Recorded data
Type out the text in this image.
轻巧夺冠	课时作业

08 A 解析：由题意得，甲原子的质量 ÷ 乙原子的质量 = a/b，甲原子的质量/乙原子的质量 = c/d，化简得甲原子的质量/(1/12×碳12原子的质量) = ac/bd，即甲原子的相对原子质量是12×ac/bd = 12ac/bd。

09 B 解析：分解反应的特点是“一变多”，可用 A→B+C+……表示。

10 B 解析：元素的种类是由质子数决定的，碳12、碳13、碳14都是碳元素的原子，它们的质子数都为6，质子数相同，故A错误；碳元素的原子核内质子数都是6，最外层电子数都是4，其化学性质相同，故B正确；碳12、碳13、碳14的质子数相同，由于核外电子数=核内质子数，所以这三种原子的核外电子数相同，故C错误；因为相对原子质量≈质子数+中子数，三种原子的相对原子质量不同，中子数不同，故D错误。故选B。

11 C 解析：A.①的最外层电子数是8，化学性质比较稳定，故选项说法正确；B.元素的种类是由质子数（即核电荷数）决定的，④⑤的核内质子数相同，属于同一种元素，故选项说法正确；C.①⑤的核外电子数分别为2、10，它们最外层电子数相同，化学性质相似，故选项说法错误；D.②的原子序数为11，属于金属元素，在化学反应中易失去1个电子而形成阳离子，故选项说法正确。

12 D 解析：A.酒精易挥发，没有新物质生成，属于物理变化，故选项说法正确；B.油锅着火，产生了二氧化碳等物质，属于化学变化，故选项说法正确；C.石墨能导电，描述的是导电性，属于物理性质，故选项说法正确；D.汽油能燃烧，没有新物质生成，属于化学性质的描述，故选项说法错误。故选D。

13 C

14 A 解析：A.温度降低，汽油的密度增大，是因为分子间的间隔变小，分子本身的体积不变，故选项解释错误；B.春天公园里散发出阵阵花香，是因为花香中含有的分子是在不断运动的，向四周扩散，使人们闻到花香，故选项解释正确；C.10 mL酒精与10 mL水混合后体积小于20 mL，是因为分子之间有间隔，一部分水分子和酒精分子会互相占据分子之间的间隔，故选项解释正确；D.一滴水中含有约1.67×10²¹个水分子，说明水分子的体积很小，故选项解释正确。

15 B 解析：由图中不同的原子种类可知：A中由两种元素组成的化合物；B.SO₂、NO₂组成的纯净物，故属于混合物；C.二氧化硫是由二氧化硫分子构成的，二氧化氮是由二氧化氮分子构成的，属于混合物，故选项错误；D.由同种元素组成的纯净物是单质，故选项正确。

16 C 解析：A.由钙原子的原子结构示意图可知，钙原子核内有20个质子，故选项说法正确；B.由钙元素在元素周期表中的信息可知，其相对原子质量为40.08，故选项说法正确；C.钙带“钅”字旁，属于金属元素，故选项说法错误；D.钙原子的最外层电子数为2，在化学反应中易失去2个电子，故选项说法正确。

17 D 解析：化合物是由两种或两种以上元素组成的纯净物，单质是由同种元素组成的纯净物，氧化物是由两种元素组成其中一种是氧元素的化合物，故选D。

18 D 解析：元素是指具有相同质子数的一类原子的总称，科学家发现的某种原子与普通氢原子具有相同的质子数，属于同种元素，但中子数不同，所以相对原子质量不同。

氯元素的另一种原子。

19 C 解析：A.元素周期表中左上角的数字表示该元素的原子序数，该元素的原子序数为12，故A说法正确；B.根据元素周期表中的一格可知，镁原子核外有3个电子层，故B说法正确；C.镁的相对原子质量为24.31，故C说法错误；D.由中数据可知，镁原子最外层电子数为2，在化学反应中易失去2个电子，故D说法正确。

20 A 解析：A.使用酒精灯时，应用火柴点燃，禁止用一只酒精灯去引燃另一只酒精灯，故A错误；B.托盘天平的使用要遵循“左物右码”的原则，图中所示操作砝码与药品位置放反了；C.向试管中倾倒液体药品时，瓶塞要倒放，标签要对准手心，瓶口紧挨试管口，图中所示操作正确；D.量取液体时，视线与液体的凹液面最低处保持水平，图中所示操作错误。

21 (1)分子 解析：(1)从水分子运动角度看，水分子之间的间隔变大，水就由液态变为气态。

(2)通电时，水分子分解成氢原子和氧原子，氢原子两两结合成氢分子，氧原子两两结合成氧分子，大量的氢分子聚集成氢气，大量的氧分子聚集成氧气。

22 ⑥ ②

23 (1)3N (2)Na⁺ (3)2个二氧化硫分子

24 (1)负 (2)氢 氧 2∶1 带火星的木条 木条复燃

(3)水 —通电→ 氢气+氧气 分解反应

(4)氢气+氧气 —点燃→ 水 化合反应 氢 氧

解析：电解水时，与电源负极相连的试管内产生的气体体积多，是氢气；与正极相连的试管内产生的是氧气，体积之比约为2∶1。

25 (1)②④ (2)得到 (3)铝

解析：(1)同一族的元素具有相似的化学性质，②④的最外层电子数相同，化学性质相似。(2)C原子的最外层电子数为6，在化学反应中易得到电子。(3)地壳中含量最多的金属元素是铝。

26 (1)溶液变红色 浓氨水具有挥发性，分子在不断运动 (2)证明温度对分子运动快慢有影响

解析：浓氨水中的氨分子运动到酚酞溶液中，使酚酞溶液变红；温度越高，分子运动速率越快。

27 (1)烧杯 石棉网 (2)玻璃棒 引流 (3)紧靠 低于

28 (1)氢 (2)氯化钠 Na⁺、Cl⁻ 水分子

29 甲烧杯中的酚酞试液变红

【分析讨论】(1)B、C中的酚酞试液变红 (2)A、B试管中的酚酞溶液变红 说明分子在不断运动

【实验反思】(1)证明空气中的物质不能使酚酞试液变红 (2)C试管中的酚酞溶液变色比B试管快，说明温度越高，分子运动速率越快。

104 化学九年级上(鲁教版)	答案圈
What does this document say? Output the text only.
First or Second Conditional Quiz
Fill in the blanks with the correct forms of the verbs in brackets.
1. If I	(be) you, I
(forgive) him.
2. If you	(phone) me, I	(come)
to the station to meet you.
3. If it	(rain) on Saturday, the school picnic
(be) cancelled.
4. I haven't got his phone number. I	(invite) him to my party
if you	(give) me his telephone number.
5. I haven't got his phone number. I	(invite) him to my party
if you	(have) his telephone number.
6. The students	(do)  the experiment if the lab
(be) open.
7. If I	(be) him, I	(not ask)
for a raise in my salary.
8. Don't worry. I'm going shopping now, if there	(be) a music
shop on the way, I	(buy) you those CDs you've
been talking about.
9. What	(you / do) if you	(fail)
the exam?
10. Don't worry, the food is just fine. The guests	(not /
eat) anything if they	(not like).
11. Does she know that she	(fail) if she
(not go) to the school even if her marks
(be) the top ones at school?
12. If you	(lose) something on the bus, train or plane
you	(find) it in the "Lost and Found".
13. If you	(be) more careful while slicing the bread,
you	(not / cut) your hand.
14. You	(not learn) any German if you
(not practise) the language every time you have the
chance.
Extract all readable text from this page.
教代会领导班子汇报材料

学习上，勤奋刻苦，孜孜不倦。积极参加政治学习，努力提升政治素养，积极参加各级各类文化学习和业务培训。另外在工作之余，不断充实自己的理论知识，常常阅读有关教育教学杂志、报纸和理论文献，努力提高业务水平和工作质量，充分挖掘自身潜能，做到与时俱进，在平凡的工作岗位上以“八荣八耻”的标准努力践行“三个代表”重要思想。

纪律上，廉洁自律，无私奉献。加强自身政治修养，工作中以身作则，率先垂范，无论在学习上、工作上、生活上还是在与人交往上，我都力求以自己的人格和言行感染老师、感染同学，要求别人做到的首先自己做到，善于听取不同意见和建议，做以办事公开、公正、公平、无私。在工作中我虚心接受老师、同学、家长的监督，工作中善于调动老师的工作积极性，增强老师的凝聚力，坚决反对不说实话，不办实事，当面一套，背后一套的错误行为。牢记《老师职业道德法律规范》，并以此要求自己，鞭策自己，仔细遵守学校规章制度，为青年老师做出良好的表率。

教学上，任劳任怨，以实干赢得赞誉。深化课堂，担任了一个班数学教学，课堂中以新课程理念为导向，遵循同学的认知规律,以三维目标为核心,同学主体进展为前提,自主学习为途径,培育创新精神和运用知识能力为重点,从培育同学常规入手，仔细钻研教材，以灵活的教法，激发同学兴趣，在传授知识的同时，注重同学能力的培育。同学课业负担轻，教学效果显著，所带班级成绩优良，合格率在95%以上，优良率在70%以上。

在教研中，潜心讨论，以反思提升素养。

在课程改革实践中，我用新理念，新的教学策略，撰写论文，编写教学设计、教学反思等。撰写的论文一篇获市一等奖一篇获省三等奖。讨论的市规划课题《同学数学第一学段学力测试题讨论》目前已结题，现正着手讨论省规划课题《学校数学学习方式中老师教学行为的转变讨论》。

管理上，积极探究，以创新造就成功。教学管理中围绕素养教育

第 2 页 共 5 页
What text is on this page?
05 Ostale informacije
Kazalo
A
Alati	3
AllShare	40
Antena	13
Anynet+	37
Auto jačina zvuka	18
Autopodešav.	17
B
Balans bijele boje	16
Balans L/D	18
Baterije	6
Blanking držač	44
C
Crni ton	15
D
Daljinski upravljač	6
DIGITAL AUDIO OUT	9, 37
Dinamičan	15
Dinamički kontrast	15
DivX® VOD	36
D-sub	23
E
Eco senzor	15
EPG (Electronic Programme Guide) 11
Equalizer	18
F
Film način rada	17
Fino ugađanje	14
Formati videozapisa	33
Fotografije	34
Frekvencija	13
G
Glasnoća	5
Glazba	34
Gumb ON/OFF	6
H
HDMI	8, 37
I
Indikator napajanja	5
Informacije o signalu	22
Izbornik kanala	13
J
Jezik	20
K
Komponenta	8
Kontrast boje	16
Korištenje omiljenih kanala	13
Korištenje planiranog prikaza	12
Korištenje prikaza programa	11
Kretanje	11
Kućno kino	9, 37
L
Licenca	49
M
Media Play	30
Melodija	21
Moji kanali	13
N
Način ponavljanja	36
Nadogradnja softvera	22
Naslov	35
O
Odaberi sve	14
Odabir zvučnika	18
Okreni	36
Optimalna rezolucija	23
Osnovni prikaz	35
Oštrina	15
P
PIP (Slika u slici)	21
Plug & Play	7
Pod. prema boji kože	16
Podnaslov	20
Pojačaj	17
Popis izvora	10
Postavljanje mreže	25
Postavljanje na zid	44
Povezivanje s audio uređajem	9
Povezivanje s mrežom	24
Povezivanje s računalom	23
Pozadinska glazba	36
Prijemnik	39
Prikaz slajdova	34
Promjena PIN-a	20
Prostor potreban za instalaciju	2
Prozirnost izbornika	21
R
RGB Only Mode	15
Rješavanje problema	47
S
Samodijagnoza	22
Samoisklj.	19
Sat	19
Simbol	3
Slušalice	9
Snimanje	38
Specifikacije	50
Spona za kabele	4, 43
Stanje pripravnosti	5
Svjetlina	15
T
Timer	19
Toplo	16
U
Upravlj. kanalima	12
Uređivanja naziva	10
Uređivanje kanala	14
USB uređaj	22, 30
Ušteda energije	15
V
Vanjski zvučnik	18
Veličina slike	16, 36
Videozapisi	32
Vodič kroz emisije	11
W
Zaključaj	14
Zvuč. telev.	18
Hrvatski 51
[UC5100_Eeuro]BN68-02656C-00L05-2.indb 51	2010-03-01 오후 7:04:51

__Stated task__
Copy out each line in the preceding records that contains "boje".

__Answer to the exercise__
Balans bijele boje	16
Kontrast boje	16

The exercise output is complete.